◆ **Problem to work on**: Would you transcribe all of the data exactly, down to the last character?
* start Input data *
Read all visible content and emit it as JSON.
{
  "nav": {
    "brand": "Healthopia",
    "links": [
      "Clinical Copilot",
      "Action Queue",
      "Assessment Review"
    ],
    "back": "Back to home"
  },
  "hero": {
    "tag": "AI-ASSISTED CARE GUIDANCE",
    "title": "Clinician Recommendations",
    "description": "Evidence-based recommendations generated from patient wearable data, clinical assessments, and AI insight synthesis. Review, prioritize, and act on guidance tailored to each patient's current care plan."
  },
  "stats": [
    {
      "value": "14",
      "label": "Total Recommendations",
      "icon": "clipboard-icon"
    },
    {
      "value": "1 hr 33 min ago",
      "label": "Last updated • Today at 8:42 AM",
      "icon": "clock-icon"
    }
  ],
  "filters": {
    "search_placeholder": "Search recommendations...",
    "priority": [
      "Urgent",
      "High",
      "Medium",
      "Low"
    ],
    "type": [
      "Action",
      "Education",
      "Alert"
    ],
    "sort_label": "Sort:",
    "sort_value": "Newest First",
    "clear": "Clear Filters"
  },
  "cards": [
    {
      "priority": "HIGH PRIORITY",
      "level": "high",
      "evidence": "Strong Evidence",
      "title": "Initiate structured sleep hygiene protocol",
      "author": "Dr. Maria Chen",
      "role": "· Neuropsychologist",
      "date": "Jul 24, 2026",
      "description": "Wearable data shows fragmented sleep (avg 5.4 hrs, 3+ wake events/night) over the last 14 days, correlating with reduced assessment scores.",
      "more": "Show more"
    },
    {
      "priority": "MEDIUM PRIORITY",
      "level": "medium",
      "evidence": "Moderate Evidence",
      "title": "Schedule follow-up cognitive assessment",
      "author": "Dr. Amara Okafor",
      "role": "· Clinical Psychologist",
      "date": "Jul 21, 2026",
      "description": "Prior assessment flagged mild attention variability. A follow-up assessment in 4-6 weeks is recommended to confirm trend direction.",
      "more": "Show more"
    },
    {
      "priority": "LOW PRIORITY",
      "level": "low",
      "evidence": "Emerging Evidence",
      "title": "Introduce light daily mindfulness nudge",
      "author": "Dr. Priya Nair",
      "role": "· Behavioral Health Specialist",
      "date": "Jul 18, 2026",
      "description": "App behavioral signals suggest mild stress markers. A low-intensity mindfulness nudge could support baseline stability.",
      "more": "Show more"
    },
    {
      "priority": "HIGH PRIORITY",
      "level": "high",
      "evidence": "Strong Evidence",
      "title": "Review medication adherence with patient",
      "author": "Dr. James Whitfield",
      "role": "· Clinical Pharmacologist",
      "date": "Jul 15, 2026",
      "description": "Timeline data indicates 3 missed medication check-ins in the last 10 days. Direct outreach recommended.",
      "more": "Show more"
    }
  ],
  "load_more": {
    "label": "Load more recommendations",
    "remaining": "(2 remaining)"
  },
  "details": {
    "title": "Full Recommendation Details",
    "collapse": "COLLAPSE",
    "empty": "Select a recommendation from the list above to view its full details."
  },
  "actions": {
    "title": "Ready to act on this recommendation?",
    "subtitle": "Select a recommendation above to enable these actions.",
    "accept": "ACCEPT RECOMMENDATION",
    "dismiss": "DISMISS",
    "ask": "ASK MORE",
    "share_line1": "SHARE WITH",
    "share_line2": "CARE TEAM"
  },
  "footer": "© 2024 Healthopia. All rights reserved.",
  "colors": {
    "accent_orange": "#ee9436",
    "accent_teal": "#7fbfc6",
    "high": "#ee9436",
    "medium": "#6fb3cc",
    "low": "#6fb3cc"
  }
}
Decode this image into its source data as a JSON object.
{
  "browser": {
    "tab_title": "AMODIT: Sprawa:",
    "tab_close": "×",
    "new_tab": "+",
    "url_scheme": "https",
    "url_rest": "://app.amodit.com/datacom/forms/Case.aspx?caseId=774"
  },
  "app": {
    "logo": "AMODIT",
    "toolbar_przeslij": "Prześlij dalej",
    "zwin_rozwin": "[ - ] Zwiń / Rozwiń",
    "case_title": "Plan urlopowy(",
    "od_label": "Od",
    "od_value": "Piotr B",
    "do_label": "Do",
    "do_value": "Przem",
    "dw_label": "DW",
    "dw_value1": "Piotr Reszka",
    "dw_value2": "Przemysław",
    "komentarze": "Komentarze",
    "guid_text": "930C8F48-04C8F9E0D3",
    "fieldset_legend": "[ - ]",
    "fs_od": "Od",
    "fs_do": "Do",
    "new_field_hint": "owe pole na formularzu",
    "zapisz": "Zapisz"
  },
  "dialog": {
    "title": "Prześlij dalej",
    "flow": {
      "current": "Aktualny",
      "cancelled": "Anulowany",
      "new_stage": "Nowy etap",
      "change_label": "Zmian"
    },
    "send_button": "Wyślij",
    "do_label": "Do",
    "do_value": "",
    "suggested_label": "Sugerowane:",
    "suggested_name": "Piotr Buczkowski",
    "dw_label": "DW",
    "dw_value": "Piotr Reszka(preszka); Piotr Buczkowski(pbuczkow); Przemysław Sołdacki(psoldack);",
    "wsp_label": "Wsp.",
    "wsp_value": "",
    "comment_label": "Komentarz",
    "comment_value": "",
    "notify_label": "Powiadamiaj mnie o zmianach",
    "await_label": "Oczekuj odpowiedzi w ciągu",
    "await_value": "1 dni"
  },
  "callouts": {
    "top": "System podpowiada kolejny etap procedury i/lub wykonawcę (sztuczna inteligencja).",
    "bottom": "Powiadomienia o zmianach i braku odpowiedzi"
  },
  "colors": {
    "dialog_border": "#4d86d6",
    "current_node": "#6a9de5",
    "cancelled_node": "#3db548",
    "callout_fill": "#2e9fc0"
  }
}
* end Input data *
◆ **Answer below**:
Read all visible content and emit it as JSON.
{
  "nav": {
    "brand": "Healthopia",
    "links": [
      "Clinical Copilot",
      "Action Queue",
      "Assessment Review"
    ],
    "back": "Back to home"
  },
  "hero": {
    "tag": "AI-ASSISTED CARE GUIDANCE",
    "title": "Clinician Recommendations",
    "description": "Evidence-based recommendations generated from patient wearable data, clinical assessments, and AI insight synthesis. Review, prioritize, and act on guidance tailored to each patient's current care plan."
  },
  "stats": [
    {
      "value": "14",
      "label": "Total Recommendations",
      "icon": "clipboard-icon"
    },
    {
      "value": "1 hr 33 min ago",
      "label": "Last updated • Today at 8:42 AM",
      "icon": "clock-icon"
    }
  ],
  "filters": {
    "search_placeholder": "Search recommendations...",
    "priority": [
      "Urgent",
      "High",
      "Medium",
      "Low"
    ],
    "type": [
      "Action",
      "Education",
      "Alert"
    ],
    "sort_label": "Sort:",
    "sort_value": "Newest First",
    "clear": "Clear Filters"
  },
  "cards": [
    {
      "priority": "HIGH PRIORITY",
      "level": "high",
      "evidence": "Strong Evidence",
      "title": "Initiate structured sleep hygiene protocol",
      "author": "Dr. Maria Chen",
      "role": "· Neuropsychologist",
      "date": "Jul 24, 2026",
      "description": "Wearable data shows fragmented sleep (avg 5.4 hrs, 3+ wake events/night) over the last 14 days, correlating with reduced assessment scores.",
      "more": "Show more"
    },
    {
      "priority": "MEDIUM PRIORITY",
      "level": "medium",
      "evidence": "Moderate Evidence",
      "title": "Schedule follow-up cognitive assessment",
      "author": "Dr. Amara Okafor",
      "role": "· Clinical Psychologist",
      "date": "Jul 21, 2026",
      "description": "Prior assessment flagged mild attention variability. A follow-up assessment in 4-6 weeks is recommended to confirm trend direction.",
      "more": "Show more"
    },
    {
      "priority": "LOW PRIORITY",
      "level": "low",
      "evidence": "Emerging Evidence",
      "title": "Introduce light daily mindfulness nudge",
      "author": "Dr. Priya Nair",
      "role": "· Behavioral Health Specialist",
      "date": "Jul 18, 2026",
      "description": "App behavioral signals suggest mild stress markers. A low-intensity mindfulness nudge could support baseline stability.",
      "more": "Show more"
    },
    {
      "priority": "HIGH PRIORITY",
      "level": "high",
      "evidence": "Strong Evidence",
      "title": "Review medication adherence with patient",
      "author": "Dr. James Whitfield",
      "role": "· Clinical Pharmacologist",
      "date": "Jul 15, 2026",
      "description": "Timeline data indicates 3 missed medication check-ins in the last 10 days. Direct outreach recommended.",
      "more": "Show more"
    }
  ],
  "load_more": {
    "label": "Load more recommendations",
    "remaining": "(2 remaining)"
  },
  "details": {
    "title": "Full Recommendation Details",
    "collapse": "COLLAPSE",
    "empty": "Select a recommendation from the list above to view its full details."
  },
  "actions": {
    "title": "Ready to act on this recommendation?",
    "subtitle": "Select a recommendation above to enable these actions.",
    "accept": "ACCEPT RECOMMENDATION",
    "dismiss": "DISMISS",
    "ask": "ASK MORE",
    "share_line1": "SHARE WITH",
    "share_line2": "CARE TEAM"
  },
  "footer": "© 2024 Healthopia. All rights reserved.",
  "colors": {
    "accent_orange": "#ee9436",
    "accent_teal": "#7fbfc6",
    "high": "#ee9436",
    "medium": "#6fb3cc",
    "low": "#6fb3cc"
  }
}
Decode this image into its source data as a JSON object.
{
  "browser": {
    "tab_title": "AMODIT: Sprawa:",
    "tab_close": "×",
    "new_tab": "+",
    "url_scheme": "https",
    "url_rest": "://app.amodit.com/datacom/forms/Case.aspx?caseId=774"
  },
  "app": {
    "logo": "AMODIT",
    "toolbar_przeslij": "Prześlij dalej",
    "zwin_rozwin": "[ - ] Zwiń / Rozwiń",
    "case_title": "Plan urlopowy(",
    "od_label": "Od",
    "od_value": "Piotr B",
    "do_label": "Do",
    "do_value": "Przem",
    "dw_label": "DW",
    "dw_value1": "Piotr Reszka",
    "dw_value2": "Przemysław",
    "komentarze": "Komentarze",
    "guid_text": "930C8F48-04C8F9E0D3",
    "fieldset_legend": "[ - ]",
    "fs_od": "Od",
    "fs_do": "Do",
    "new_field_hint": "owe pole na formularzu",
    "zapisz": "Zapisz"
  },
  "dialog": {
    "title": "Prześlij dalej",
    "flow": {
      "current": "Aktualny",
      "cancelled": "Anulowany",
      "new_stage": "Nowy etap",
      "change_label": "Zmian"
    },
    "send_button": "Wyślij",
    "do_label": "Do",
    "do_value": "",
    "suggested_label": "Sugerowane:",
    "suggested_name": "Piotr Buczkowski",
    "dw_label": "DW",
    "dw_value": "Piotr Reszka(preszka); Piotr Buczkowski(pbuczkow); Przemysław Sołdacki(psoldack);",
    "wsp_label": "Wsp.",
    "wsp_value": "",
    "comment_label": "Komentarz",
    "comment_value": "",
    "notify_label": "Powiadamiaj mnie o zmianach",
    "await_label": "Oczekuj odpowiedzi w ciągu",
    "await_value": "1 dni"
  },
  "callouts": {
    "top": "System podpowiada kolejny etap procedury i/lub wykonawcę (sztuczna inteligencja).",
    "bottom": "Powiadomienia o zmianach i braku odpowiedzi"
  },
  "colors": {
    "dialog_border": "#4d86d6",
    "current_node": "#6a9de5",
    "cancelled_node": "#3db548",
    "callout_fill": "#2e9fc0"
  }
}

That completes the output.